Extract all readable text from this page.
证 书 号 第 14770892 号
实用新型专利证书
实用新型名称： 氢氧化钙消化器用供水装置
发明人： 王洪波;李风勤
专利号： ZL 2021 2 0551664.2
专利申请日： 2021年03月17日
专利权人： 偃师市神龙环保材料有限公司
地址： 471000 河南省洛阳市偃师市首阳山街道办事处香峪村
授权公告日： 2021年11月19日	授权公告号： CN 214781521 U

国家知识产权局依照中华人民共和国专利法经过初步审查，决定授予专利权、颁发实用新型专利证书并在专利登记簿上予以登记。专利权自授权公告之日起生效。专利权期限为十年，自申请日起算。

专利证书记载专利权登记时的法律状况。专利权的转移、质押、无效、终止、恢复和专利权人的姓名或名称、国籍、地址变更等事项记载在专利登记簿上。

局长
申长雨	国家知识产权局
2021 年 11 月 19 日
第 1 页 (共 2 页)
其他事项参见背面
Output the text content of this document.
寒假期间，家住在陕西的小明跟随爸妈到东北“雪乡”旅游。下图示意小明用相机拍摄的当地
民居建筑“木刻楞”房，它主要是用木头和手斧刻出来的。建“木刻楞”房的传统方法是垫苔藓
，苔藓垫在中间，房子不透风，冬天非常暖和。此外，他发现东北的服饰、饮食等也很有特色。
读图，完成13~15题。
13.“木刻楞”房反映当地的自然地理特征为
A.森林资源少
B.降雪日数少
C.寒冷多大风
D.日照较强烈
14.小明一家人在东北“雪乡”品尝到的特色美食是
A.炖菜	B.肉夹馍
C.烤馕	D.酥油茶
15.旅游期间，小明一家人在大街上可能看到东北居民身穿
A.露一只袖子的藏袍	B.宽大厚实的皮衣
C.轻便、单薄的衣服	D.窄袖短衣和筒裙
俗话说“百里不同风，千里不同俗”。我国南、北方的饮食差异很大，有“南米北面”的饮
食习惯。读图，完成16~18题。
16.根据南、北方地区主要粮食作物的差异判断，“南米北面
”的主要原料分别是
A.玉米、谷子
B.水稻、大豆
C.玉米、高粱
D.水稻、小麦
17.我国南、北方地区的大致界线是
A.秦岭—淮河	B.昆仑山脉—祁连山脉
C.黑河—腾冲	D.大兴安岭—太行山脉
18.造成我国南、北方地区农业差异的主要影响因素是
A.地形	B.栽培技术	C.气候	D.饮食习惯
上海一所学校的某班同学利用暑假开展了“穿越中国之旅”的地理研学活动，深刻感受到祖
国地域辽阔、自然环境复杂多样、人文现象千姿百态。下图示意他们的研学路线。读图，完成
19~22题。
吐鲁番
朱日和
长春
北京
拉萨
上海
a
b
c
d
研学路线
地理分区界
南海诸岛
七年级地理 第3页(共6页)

THE PROBLEM: Check every line of the material for the string "this" and give the number of lines that have it, without anything else.

FINISHED TASK: 2